• What to produce: Look through the material and copy each line holding "name".
# START OF Input rows
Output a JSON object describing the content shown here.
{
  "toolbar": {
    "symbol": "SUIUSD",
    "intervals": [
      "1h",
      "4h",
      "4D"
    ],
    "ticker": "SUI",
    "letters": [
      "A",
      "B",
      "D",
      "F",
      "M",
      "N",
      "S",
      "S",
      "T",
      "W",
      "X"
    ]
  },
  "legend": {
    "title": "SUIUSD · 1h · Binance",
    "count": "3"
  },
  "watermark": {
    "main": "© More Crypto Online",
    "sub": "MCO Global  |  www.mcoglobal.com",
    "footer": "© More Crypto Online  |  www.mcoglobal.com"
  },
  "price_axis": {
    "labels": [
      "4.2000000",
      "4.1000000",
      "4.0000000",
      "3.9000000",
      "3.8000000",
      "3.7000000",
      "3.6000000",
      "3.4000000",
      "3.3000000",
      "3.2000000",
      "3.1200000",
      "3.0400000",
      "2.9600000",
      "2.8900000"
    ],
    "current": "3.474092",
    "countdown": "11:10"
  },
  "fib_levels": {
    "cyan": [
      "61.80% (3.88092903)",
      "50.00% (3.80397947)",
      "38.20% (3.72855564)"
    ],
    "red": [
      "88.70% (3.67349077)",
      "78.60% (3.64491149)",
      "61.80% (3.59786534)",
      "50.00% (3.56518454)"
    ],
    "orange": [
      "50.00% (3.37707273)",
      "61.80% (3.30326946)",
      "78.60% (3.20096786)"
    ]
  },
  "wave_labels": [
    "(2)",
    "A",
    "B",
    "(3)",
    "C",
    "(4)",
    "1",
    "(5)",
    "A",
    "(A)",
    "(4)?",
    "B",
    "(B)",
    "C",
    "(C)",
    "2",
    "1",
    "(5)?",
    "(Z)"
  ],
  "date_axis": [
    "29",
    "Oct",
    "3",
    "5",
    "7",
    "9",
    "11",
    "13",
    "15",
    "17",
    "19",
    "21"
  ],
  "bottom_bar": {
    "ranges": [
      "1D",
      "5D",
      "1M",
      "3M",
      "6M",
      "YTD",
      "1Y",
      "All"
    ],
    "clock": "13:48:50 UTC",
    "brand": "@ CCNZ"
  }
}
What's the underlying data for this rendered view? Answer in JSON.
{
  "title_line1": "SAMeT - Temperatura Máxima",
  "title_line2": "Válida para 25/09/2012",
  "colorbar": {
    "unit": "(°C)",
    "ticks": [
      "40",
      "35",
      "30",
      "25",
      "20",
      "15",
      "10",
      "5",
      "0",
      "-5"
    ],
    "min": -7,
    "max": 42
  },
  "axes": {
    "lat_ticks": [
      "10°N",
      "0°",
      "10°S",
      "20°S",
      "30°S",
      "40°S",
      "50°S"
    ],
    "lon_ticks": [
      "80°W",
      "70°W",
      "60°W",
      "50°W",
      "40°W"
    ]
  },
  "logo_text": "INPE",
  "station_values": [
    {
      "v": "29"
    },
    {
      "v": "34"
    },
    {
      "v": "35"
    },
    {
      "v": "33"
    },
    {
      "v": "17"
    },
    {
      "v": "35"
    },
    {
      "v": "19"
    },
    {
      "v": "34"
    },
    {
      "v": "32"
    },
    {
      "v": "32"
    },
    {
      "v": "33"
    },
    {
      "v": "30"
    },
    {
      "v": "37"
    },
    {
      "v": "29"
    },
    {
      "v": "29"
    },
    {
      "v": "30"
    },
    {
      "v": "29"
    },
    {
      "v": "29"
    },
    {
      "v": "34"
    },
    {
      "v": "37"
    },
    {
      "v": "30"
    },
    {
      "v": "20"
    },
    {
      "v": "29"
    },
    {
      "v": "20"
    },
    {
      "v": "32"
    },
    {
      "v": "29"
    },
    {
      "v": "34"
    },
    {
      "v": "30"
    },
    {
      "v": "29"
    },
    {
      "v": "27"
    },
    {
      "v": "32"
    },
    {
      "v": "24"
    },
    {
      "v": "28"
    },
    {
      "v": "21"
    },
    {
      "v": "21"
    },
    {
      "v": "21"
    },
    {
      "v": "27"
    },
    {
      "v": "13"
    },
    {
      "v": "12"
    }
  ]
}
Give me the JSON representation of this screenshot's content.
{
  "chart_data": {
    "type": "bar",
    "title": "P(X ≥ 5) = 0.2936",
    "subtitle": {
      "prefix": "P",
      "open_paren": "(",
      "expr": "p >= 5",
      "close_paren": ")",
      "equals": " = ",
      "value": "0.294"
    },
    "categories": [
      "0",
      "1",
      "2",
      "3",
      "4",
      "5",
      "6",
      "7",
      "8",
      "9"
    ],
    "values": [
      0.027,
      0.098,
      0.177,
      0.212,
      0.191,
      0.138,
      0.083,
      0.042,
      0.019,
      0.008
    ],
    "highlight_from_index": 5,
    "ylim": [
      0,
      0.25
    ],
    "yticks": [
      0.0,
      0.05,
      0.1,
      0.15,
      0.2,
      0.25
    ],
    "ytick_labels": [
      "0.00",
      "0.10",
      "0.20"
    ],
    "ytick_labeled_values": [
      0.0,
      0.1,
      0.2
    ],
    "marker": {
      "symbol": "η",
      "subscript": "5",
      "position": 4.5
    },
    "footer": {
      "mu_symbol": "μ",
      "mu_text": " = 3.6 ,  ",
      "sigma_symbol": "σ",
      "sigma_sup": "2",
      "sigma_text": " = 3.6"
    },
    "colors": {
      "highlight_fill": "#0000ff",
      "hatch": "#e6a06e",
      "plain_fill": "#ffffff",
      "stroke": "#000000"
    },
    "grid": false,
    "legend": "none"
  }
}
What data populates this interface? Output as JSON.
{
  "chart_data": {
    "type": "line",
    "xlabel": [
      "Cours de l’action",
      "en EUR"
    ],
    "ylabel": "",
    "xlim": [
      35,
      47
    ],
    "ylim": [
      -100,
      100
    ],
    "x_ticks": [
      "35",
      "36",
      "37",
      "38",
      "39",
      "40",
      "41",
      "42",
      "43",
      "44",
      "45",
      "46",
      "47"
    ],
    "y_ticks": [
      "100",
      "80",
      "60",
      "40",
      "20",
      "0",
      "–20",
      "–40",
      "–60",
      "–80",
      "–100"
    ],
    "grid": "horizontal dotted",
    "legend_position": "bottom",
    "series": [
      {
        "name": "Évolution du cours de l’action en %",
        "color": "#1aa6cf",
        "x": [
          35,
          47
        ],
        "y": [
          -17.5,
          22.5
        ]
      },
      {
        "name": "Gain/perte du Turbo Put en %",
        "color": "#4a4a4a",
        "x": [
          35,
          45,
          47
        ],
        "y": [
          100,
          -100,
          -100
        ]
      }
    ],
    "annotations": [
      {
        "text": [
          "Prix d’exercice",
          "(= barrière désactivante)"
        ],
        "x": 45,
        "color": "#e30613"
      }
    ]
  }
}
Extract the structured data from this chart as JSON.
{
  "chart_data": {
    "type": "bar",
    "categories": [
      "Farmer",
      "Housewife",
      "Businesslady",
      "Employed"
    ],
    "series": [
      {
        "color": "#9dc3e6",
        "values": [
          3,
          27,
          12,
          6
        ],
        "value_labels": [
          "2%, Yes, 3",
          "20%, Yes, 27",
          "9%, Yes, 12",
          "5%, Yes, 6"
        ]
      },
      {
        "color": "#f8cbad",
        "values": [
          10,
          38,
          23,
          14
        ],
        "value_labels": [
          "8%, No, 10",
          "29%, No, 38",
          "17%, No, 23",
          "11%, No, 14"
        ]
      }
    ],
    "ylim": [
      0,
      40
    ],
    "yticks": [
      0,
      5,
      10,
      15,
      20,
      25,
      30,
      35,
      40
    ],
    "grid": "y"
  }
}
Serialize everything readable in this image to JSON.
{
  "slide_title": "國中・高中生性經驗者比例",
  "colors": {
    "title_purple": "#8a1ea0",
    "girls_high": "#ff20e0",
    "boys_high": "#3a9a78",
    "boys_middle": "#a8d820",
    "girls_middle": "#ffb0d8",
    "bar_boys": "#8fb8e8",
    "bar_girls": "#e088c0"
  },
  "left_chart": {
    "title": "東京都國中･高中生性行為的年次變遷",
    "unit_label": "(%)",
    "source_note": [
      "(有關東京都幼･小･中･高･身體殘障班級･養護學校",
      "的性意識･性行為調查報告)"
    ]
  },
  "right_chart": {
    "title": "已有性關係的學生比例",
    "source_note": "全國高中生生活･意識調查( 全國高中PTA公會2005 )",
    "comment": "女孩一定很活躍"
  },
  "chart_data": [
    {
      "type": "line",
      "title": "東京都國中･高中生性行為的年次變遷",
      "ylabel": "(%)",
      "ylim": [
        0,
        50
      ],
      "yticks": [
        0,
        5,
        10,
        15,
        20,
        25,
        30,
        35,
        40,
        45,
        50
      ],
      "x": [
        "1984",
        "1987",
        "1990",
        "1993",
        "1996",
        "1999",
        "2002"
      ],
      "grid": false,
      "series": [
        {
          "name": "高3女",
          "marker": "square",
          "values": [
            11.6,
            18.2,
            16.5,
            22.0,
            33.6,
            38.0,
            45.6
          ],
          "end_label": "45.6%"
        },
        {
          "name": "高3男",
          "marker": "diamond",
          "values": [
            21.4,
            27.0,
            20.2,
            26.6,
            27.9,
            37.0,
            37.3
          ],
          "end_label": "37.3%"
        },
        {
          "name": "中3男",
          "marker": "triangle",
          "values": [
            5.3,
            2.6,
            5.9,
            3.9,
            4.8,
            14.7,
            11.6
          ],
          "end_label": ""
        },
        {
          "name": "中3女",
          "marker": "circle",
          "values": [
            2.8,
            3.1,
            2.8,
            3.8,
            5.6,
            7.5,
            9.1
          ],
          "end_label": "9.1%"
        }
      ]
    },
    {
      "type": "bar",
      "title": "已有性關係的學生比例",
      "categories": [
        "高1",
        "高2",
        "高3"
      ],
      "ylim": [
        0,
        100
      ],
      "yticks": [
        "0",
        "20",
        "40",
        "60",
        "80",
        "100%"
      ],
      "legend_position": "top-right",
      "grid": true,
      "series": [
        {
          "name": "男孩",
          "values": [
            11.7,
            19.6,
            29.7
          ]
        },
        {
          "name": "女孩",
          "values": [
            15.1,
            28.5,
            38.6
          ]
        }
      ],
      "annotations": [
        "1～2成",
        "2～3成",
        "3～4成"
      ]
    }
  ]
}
# END OF Input rows
• Answer to this problem:
        "name": "Évolution du cours de l’action en %",
        "name": "Gain/perte du Turbo Put en %",
          "name": "高3女",
          "name": "高3男",
          "name": "中3男",
          "name": "中3女",
          "name": "男孩",
          "name": "女孩",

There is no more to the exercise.